■ The problem
Reproduce the records below in full and without edits, omitting images.
# Start of Material supplied
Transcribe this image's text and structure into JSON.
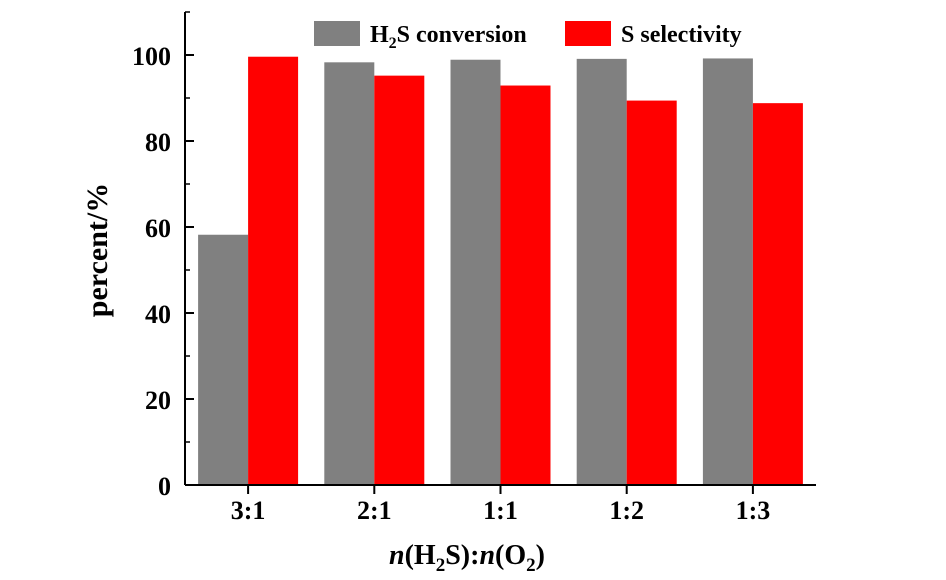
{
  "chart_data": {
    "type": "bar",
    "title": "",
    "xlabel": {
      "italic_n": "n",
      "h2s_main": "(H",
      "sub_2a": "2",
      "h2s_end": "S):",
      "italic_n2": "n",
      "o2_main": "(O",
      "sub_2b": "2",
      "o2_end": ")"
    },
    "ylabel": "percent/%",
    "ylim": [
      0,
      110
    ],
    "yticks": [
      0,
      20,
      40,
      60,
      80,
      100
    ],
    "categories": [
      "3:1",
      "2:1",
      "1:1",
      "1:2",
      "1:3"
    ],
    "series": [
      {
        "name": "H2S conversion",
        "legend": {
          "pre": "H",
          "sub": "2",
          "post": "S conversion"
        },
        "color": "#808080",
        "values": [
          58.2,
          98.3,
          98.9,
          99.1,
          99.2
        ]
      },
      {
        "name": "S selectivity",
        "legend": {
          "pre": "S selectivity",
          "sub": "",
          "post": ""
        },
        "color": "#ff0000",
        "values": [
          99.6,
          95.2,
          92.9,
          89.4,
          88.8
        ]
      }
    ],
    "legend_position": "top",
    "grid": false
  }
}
# End of Material supplied
■ Written solution
Transcribe this image's text and structure into JSON.
{
  "chart_data": {
    "type": "bar",
    "title": "",
    "xlabel": {
      "italic_n": "n",
      "h2s_main": "(H",
      "sub_2a": "2",
      "h2s_end": "S):",
      "italic_n2": "n",
      "o2_main": "(O",
      "sub_2b": "2",
      "o2_end": ")"
    },
    "ylabel": "percent/%",
    "ylim": [
      0,
      110
    ],
    "yticks": [
      0,
      20,
      40,
      60,
      80,
      100
    ],
    "categories": [
      "3:1",
      "2:1",
      "1:1",
      "1:2",
      "1:3"
    ],
    "series": [
      {
        "name": "H2S conversion",
        "legend": {
          "pre": "H",
          "sub": "2",
          "post": "S conversion"
        },
        "color": "#808080",
        "values": [
          58.2,
          98.3,
          98.9,
          99.1,
          99.2
        ]
      },
      {
        "name": "S selectivity",
        "legend": {
          "pre": "S selectivity",
          "sub": "",
          "post": ""
        },
        "color": "#ff0000",
        "values": [
          99.6,
          95.2,
          92.9,
          89.4,
          88.8
        ]
      }
    ],
    "legend_position": "top",
    "grid": false
  }
}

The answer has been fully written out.